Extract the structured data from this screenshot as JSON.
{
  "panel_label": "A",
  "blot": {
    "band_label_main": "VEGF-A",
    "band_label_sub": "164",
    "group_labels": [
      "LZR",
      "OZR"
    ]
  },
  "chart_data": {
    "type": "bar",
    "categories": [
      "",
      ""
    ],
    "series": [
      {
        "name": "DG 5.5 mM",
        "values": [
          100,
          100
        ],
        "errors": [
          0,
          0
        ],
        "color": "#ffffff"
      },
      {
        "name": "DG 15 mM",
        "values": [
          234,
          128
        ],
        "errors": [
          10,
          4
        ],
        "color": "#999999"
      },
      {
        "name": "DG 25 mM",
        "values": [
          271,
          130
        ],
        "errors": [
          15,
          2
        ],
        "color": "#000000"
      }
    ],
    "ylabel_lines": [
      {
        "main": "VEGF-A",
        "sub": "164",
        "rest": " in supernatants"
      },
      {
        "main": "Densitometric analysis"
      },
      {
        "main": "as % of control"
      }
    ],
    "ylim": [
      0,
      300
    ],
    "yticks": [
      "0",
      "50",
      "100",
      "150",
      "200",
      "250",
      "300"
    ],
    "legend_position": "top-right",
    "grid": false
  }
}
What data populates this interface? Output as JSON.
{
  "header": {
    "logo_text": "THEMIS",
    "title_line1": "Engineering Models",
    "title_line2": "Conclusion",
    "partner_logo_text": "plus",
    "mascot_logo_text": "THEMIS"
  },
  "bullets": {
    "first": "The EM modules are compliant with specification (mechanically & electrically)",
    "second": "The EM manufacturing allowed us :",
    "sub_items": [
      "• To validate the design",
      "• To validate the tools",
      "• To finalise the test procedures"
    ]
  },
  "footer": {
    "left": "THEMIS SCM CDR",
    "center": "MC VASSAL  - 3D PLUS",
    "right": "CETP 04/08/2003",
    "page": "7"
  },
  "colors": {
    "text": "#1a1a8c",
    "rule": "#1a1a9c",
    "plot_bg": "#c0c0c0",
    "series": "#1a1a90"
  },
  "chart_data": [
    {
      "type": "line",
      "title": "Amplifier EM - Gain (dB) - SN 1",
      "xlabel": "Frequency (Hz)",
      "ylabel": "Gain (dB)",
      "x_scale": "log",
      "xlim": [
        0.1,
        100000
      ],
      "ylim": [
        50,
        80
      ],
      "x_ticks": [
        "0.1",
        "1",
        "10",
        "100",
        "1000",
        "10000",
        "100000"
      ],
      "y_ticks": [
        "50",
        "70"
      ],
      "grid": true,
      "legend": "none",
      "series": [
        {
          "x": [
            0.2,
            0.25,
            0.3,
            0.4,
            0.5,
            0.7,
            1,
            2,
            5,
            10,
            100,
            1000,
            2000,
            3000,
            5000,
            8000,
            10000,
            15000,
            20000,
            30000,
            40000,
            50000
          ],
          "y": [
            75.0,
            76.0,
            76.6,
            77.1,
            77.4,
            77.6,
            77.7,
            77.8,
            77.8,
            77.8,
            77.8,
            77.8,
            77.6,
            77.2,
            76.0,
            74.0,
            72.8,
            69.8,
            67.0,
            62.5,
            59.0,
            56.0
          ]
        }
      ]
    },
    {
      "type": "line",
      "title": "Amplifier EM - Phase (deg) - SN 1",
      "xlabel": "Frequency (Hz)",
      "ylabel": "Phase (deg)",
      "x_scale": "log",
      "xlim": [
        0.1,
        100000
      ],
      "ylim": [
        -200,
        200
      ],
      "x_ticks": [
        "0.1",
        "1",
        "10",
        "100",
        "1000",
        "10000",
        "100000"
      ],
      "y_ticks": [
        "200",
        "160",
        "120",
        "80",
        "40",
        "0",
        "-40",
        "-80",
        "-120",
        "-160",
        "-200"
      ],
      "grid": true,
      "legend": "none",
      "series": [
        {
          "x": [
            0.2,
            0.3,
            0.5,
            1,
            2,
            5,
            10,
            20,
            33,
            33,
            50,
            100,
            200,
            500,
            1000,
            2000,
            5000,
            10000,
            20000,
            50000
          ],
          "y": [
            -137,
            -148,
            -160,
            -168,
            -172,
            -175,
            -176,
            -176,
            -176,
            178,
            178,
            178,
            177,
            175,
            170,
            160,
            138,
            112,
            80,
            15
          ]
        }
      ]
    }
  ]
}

GIVEN REQUEST :: Recopy the entries above exactly, with every line included.

CORRECT OUTPUT ::
Extract the structured data from this screenshot as JSON.
{
  "panel_label": "A",
  "blot": {
    "band_label_main": "VEGF-A",
    "band_label_sub": "164",
    "group_labels": [
      "LZR",
      "OZR"
    ]
  },
  "chart_data": {
    "type": "bar",
    "categories": [
      "",
      ""
    ],
    "series": [
      {
        "name": "DG 5.5 mM",
        "values": [
          100,
          100
        ],
        "errors": [
          0,
          0
        ],
        "color": "#ffffff"
      },
      {
        "name": "DG 15 mM",
        "values": [
          234,
          128
        ],
        "errors": [
          10,
          4
        ],
        "color": "#999999"
      },
      {
        "name": "DG 25 mM",
        "values": [
          271,
          130
        ],
        "errors": [
          15,
          2
        ],
        "color": "#000000"
      }
    ],
    "ylabel_lines": [
      {
        "main": "VEGF-A",
        "sub": "164",
        "rest": " in supernatants"
      },
      {
        "main": "Densitometric analysis"
      },
      {
        "main": "as % of control"
      }
    ],
    "ylim": [
      0,
      300
    ],
    "yticks": [
      "0",
      "50",
      "100",
      "150",
      "200",
      "250",
      "300"
    ],
    "legend_position": "top-right",
    "grid": false
  }
}
What data populates this interface? Output as JSON.
{
  "header": {
    "logo_text": "THEMIS",
    "title_line1": "Engineering Models",
    "title_line2": "Conclusion",
    "partner_logo_text": "plus",
    "mascot_logo_text": "THEMIS"
  },
  "bullets": {
    "first": "The EM modules are compliant with specification (mechanically & electrically)",
    "second": "The EM manufacturing allowed us :",
    "sub_items": [
      "• To validate the design",
      "• To validate the tools",
      "• To finalise the test procedures"
    ]
  },
  "footer": {
    "left": "THEMIS SCM CDR",
    "center": "MC VASSAL  - 3D PLUS",
    "right": "CETP 04/08/2003",
    "page": "7"
  },
  "colors": {
    "text": "#1a1a8c",
    "rule": "#1a1a9c",
    "plot_bg": "#c0c0c0",
    "series": "#1a1a90"
  },
  "chart_data": [
    {
      "type": "line",
      "title": "Amplifier EM - Gain (dB) - SN 1",
      "xlabel": "Frequency (Hz)",
      "ylabel": "Gain (dB)",
      "x_scale": "log",
      "xlim": [
        0.1,
        100000
      ],
      "ylim": [
        50,
        80
      ],
      "x_ticks": [
        "0.1",
        "1",
        "10",
        "100",
        "1000",
        "10000",
        "100000"
      ],
      "y_ticks": [
        "50",
        "70"
      ],
      "grid": true,
      "legend": "none",
      "series": [
        {
          "x": [
            0.2,
            0.25,
            0.3,
            0.4,
            0.5,
            0.7,
            1,
            2,
            5,
            10,
            100,
            1000,
            2000,
            3000,
            5000,
            8000,
            10000,
            15000,
            20000,
            30000,
            40000,
            50000
          ],
          "y": [
            75.0,
            76.0,
            76.6,
            77.1,
            77.4,
            77.6,
            77.7,
            77.8,
            77.8,
            77.8,
            77.8,
            77.8,
            77.6,
            77.2,
            76.0,
            74.0,
            72.8,
            69.8,
            67.0,
            62.5,
            59.0,
            56.0
          ]
        }
      ]
    },
    {
      "type": "line",
      "title": "Amplifier EM - Phase (deg) - SN 1",
      "xlabel": "Frequency (Hz)",
      "ylabel": "Phase (deg)",
      "x_scale": "log",
      "xlim": [
        0.1,
        100000
      ],
      "ylim": [
        -200,
        200
      ],
      "x_ticks": [
        "0.1",
        "1",
        "10",
        "100",
        "1000",
        "10000",
        "100000"
      ],
      "y_ticks": [
        "200",
        "160",
        "120",
        "80",
        "40",
        "0",
        "-40",
        "-80",
        "-120",
        "-160",
        "-200"
      ],
      "grid": true,
      "legend": "none",
      "series": [
        {
          "x": [
            0.2,
            0.3,
            0.5,
            1,
            2,
            5,
            10,
            20,
            33,
            33,
            50,
            100,
            200,
            500,
            1000,
            2000,
            5000,
            10000,
            20000,
            50000
          ],
          "y": [
            -137,
            -148,
            -160,
            -168,
            -172,
            -175,
            -176,
            -176,
            -176,
            178,
            178,
            178,
            177,
            175,
            170,
            160,
            138,
            112,
            80,
            15
          ]
        }
      ]
    }
  ]
}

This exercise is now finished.